**Your task**
Extract each line where the string "Variant" shows up.

--- Begin ---

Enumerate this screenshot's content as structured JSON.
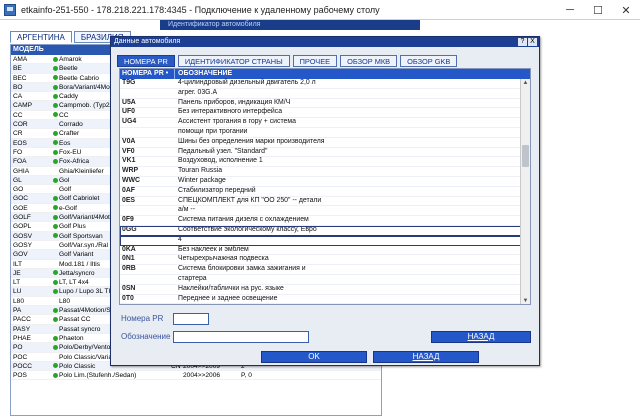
{
  "rdp": {
    "title": "etkainfo-251-550 - 178.218.221.178:4345 - Подключение к удаленному рабочему столу",
    "buttons": [
      "─",
      "☐",
      "✕"
    ]
  },
  "background": {
    "topstrip": "Идентификатор автомобиля",
    "tabs": [
      "АРГЕНТИНА",
      "БРАЗИЛИЯ"
    ],
    "models_header": "МОДЕЛЬ",
    "models": [
      {
        "code": "AMA",
        "dot": true,
        "name": "Amarok",
        "cn": "",
        "years": "",
        "r": ""
      },
      {
        "code": "BE",
        "dot": true,
        "name": "Beetle",
        "cn": "",
        "years": "",
        "r": ""
      },
      {
        "code": "BEC",
        "dot": true,
        "name": "Beetle Cabrio",
        "cn": "",
        "years": "",
        "r": ""
      },
      {
        "code": "BO",
        "dot": true,
        "name": "Bora/Variant/4Mo",
        "cn": "",
        "years": "",
        "r": ""
      },
      {
        "code": "CA",
        "dot": true,
        "name": "Caddy",
        "cn": "",
        "years": "",
        "r": ""
      },
      {
        "code": "CAMP",
        "dot": true,
        "name": "Campmob. (Typ2/",
        "cn": "",
        "years": "",
        "r": ""
      },
      {
        "code": "CC",
        "dot": true,
        "name": "CC",
        "cn": "",
        "years": "",
        "r": ""
      },
      {
        "code": "COR",
        "dot": false,
        "name": "Corrado",
        "cn": "",
        "years": "",
        "r": ""
      },
      {
        "code": "CR",
        "dot": true,
        "name": "Crafter",
        "cn": "",
        "years": "",
        "r": ""
      },
      {
        "code": "EOS",
        "dot": true,
        "name": "Eos",
        "cn": "",
        "years": "",
        "r": ""
      },
      {
        "code": "FO",
        "dot": true,
        "name": "Fox-EU",
        "cn": "",
        "years": "",
        "r": ""
      },
      {
        "code": "FOA",
        "dot": true,
        "name": "Fox-Africa",
        "cn": "",
        "years": "",
        "r": ""
      },
      {
        "code": "GHIA",
        "dot": false,
        "name": "Ghia/Kleinliefer",
        "cn": "",
        "years": "",
        "r": ""
      },
      {
        "code": "GL",
        "dot": true,
        "name": "Gol",
        "cn": "",
        "years": "",
        "r": ""
      },
      {
        "code": "GO",
        "dot": false,
        "name": "Golf",
        "cn": "",
        "years": "",
        "r": ""
      },
      {
        "code": "GOC",
        "dot": true,
        "name": "Golf Cabriolet",
        "cn": "",
        "years": "",
        "r": ""
      },
      {
        "code": "GOE",
        "dot": true,
        "name": "e-Golf",
        "cn": "",
        "years": "",
        "r": ""
      },
      {
        "code": "GOLF",
        "dot": true,
        "name": "Golf/Variant/4Mot",
        "cn": "",
        "years": "",
        "r": ""
      },
      {
        "code": "GOPL",
        "dot": true,
        "name": "Golf Plus",
        "cn": "",
        "years": "",
        "r": ""
      },
      {
        "code": "GOSV",
        "dot": true,
        "name": "Golf Sportsvan",
        "cn": "",
        "years": "",
        "r": ""
      },
      {
        "code": "GOSY",
        "dot": false,
        "name": "Golf/Var.syn./Ral",
        "cn": "",
        "years": "",
        "r": ""
      },
      {
        "code": "GOV",
        "dot": false,
        "name": "Golf Variant",
        "cn": "",
        "years": "",
        "r": ""
      },
      {
        "code": "ILT",
        "dot": false,
        "name": "Mod.181 / Iltis",
        "cn": "",
        "years": "",
        "r": ""
      },
      {
        "code": "JE",
        "dot": true,
        "name": "Jetta/syncro",
        "cn": "",
        "years": "",
        "r": ""
      },
      {
        "code": "LT",
        "dot": true,
        "name": "LT, LT 4x4",
        "cn": "",
        "years": "",
        "r": ""
      },
      {
        "code": "LU",
        "dot": true,
        "name": "Lupo / Lupo 3L TI",
        "cn": "",
        "years": "",
        "r": ""
      },
      {
        "code": "L80",
        "dot": false,
        "name": "L80",
        "cn": "",
        "years": "",
        "r": ""
      },
      {
        "code": "PA",
        "dot": true,
        "name": "Passat/4Motion/S",
        "cn": "",
        "years": "",
        "r": ""
      },
      {
        "code": "PACC",
        "dot": true,
        "name": "Passat CC",
        "cn": "",
        "years": "",
        "r": ""
      },
      {
        "code": "PASY",
        "dot": false,
        "name": "Passat syncro",
        "cn": "",
        "years": "",
        "r": ""
      },
      {
        "code": "PHAE",
        "dot": true,
        "name": "Phaeton",
        "cn": "",
        "years": "",
        "r": ""
      },
      {
        "code": "PO",
        "dot": true,
        "name": "Polo/Derby/Vento-IND",
        "cn": "",
        "years": "",
        "r": ""
      },
      {
        "code": "POC",
        "dot": false,
        "name": "Polo Classic/Variant",
        "cn": "",
        "years": "1996>>2002",
        "r": "R"
      },
      {
        "code": "POCC",
        "dot": true,
        "name": "Polo Classic",
        "cn": "CN",
        "years": "2004>>2009",
        "r": "2"
      },
      {
        "code": "POS",
        "dot": true,
        "name": "Polo Lim.(Stufenh./Sedan)",
        "cn": "",
        "years": "2004>>2006",
        "r": "P, 0"
      }
    ]
  },
  "dialog": {
    "title": "Данные автомобиля",
    "title_buttons": [
      "?",
      "X"
    ],
    "tabs": [
      "НОМЕРА PR",
      "ИДЕНТИФИКАТОР СТРАНЫ",
      "ПРОЧЕЕ",
      "ОБЗОР МКВ",
      "ОБЗОР GKB"
    ],
    "active_tab": 0,
    "list_header": {
      "code": "НОМЕРА PR  •",
      "desc": "ОБОЗНАЧЕНИЕ"
    },
    "rows": [
      {
        "code": "T9G",
        "desc": "4-цилиндровый дизельный двигатель 2,0 л"
      },
      {
        "code": "",
        "desc": "агрег. 03G.A"
      },
      {
        "code": "U5A",
        "desc": "Панель приборов, индикация КМ/Ч"
      },
      {
        "code": "UF0",
        "desc": "Без интерактивного интерфейса"
      },
      {
        "code": "UG4",
        "desc": "Ассистент трогания в гору + система"
      },
      {
        "code": "",
        "desc": "помощи при трогании"
      },
      {
        "code": "V0A",
        "desc": "Шины без определения марки производителя"
      },
      {
        "code": "VF0",
        "desc": "Педальный узел. \"Standard\""
      },
      {
        "code": "VK1",
        "desc": "Воздуховод, исполнение 1"
      },
      {
        "code": "WRP",
        "desc": "Touran Russia"
      },
      {
        "code": "WWC",
        "desc": "Winter package"
      },
      {
        "code": "0AF",
        "desc": "Стабилизатор передний"
      },
      {
        "code": "0ES",
        "desc": "СПЕЦКОМПЛЕКТ для КП \"ОО 250\" -- детали"
      },
      {
        "code": "",
        "desc": "а/м --"
      },
      {
        "code": "0F9",
        "desc": "Система питания дизеля с охлаждением"
      },
      {
        "code": "0GG",
        "desc": "Соответствие экологическому классу, Евро",
        "selected": true
      },
      {
        "code": "",
        "desc": "4",
        "selected": true
      },
      {
        "code": "0KA",
        "desc": "Без наклеек и эмблем"
      },
      {
        "code": "0N1",
        "desc": "Четырехрычажная подвеска"
      },
      {
        "code": "0RB",
        "desc": "Система блокировки замка зажигания и"
      },
      {
        "code": "",
        "desc": "стартера"
      },
      {
        "code": "0SN",
        "desc": "Наклейки/таблички на рус. языке"
      },
      {
        "code": "0T0",
        "desc": "Переднее и заднее освещение"
      }
    ],
    "form": {
      "pr_label": "Номера PR",
      "pr_value": "",
      "desc_label": "Обозначение",
      "desc_value": "",
      "back_inline": "НАЗАД"
    },
    "ok_label": "OK",
    "back_label": "НАЗАД"
  }
}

--- End ---

**Final answer**
        "name": "Bora/Variant/4Mo",
        "name": "Golf/Variant/4Mot",
        "name": "Golf Variant",
        "name": "Polo Classic/Variant",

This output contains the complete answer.